— start of WORKING DATA —

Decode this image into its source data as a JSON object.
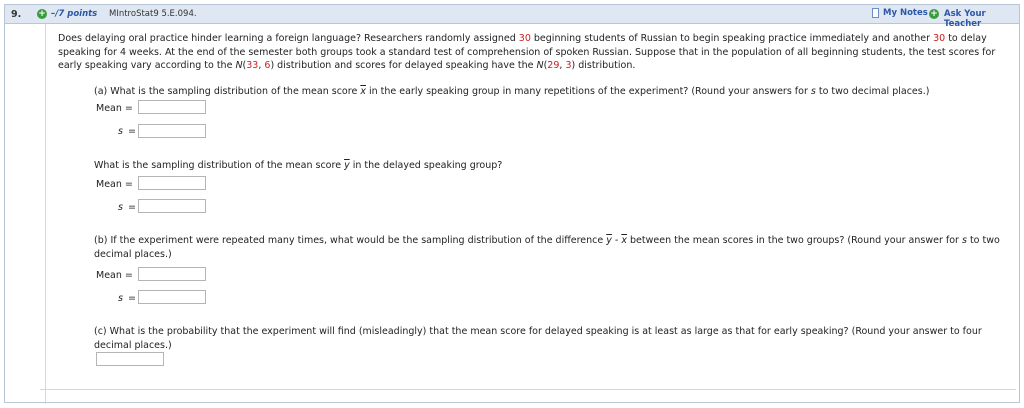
{
  "header": {
    "question_number": "9.",
    "points": "–/7 points",
    "source": "MIntroStat9 5.E.094.",
    "my_notes": "My Notes",
    "ask_teacher": "Ask Your Teacher"
  },
  "intro": {
    "t1": "Does delaying oral practice hinder learning a foreign language? Researchers randomly assigned ",
    "n1": "30",
    "t2": " beginning students of Russian to begin speaking practice immediately and another ",
    "n2": "30",
    "t3": " to delay speaking for 4 weeks. At the end of the semester both groups took a standard test of comprehension of spoken Russian. Suppose that in the population of all beginning students, the test scores for early speaking vary according to the ",
    "nlabel1": "N",
    "paren1_open": "(",
    "mu1": "33",
    "comma1": ", ",
    "sd1": "6",
    "t4": ") distribution and scores for delayed speaking have the ",
    "nlabel2": "N",
    "paren2_open": "(",
    "mu2": "29",
    "comma2": ", ",
    "sd2": "3",
    "t5": ") distribution."
  },
  "part_a": {
    "q1": "(a) What is the sampling distribution of the mean score ",
    "xvar": "x",
    "q2": " in the early speaking group in many repetitions of the experiment? (Round your answers for ",
    "svar": "s",
    "q3": " to two decimal places.)",
    "mean_label": "Mean =",
    "s_label": "s",
    "eq": "="
  },
  "part_a2": {
    "q1": "What is the sampling distribution of the mean score ",
    "yvar": "y",
    "q2": " in the delayed speaking group?",
    "mean_label": "Mean =",
    "s_label": "s",
    "eq": "="
  },
  "part_b": {
    "q1": "(b) If the experiment were repeated many times, what would be the sampling distribution of the difference ",
    "yvar": "y",
    "minus": " - ",
    "xvar": "x",
    "q2": " between the mean scores in the two groups? (Round your answer for ",
    "svar": "s",
    "q3": " to two decimal places.)",
    "mean_label": "Mean =",
    "s_label": "s",
    "eq": "="
  },
  "part_c": {
    "q1": "(c) What is the probability that the experiment will find (misleadingly) that the mean score for delayed speaking is at least as large as that for early speaking? (Round your answer to four decimal places.)"
  }
}
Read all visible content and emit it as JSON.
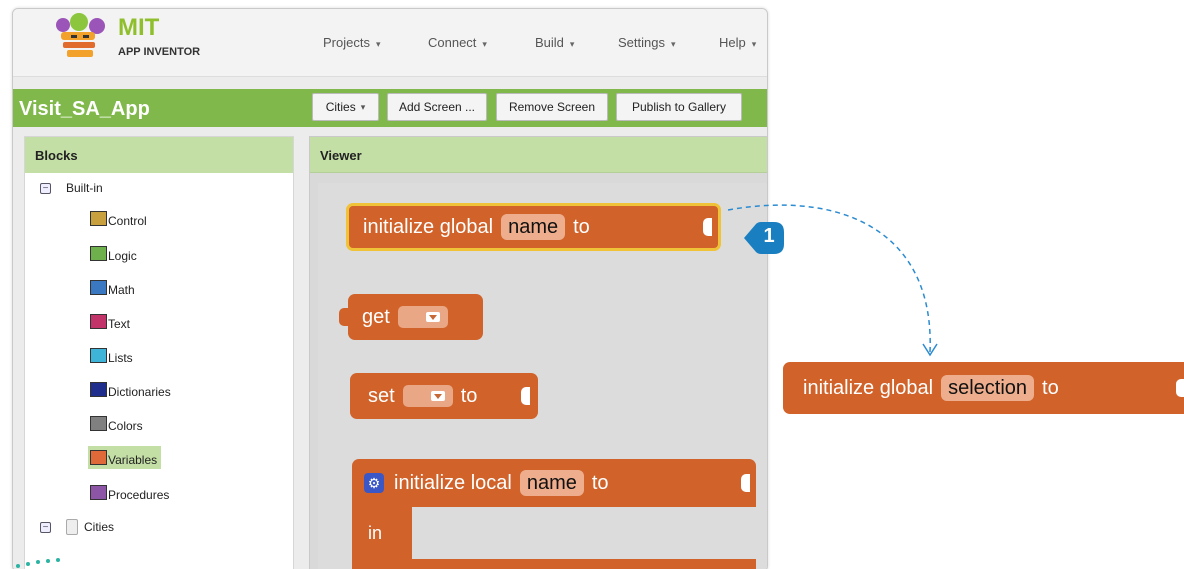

— end of WORKING DATA —

Write out each line again precisely as it appears, skipping every picture.

WORKED ANSWER ::
Decode this image into its source data as a JSON object.
{
  "header": {
    "question_number": "9.",
    "points": "–/7 points",
    "source": "MIntroStat9 5.E.094.",
    "my_notes": "My Notes",
    "ask_teacher": "Ask Your Teacher"
  },
  "intro": {
    "t1": "Does delaying oral practice hinder learning a foreign language? Researchers randomly assigned ",
    "n1": "30",
    "t2": " beginning students of Russian to begin speaking practice immediately and another ",
    "n2": "30",
    "t3": " to delay speaking for 4 weeks. At the end of the semester both groups took a standard test of comprehension of spoken Russian. Suppose that in the population of all beginning students, the test scores for early speaking vary according to the ",
    "nlabel1": "N",
    "paren1_open": "(",
    "mu1": "33",
    "comma1": ", ",
    "sd1": "6",
    "t4": ") distribution and scores for delayed speaking have the ",
    "nlabel2": "N",
    "paren2_open": "(",
    "mu2": "29",
    "comma2": ", ",
    "sd2": "3",
    "t5": ") distribution."
  },
  "part_a": {
    "q1": "(a) What is the sampling distribution of the mean score ",
    "xvar": "x",
    "q2": " in the early speaking group in many repetitions of the experiment? (Round your answers for ",
    "svar": "s",
    "q3": " to two decimal places.)",
    "mean_label": "Mean =",
    "s_label": "s",
    "eq": "="
  },
  "part_a2": {
    "q1": "What is the sampling distribution of the mean score ",
    "yvar": "y",
    "q2": " in the delayed speaking group?",
    "mean_label": "Mean =",
    "s_label": "s",
    "eq": "="
  },
  "part_b": {
    "q1": "(b) If the experiment were repeated many times, what would be the sampling distribution of the difference ",
    "yvar": "y",
    "minus": " - ",
    "xvar": "x",
    "q2": " between the mean scores in the two groups? (Round your answer for ",
    "svar": "s",
    "q3": " to two decimal places.)",
    "mean_label": "Mean =",
    "s_label": "s",
    "eq": "="
  },
  "part_c": {
    "q1": "(c) What is the probability that the experiment will find (misleadingly) that the mean score for delayed speaking is at least as large as that for early speaking? (Round your answer to four decimal places.)"
  }
}
Read all visible content and emit it as JSON.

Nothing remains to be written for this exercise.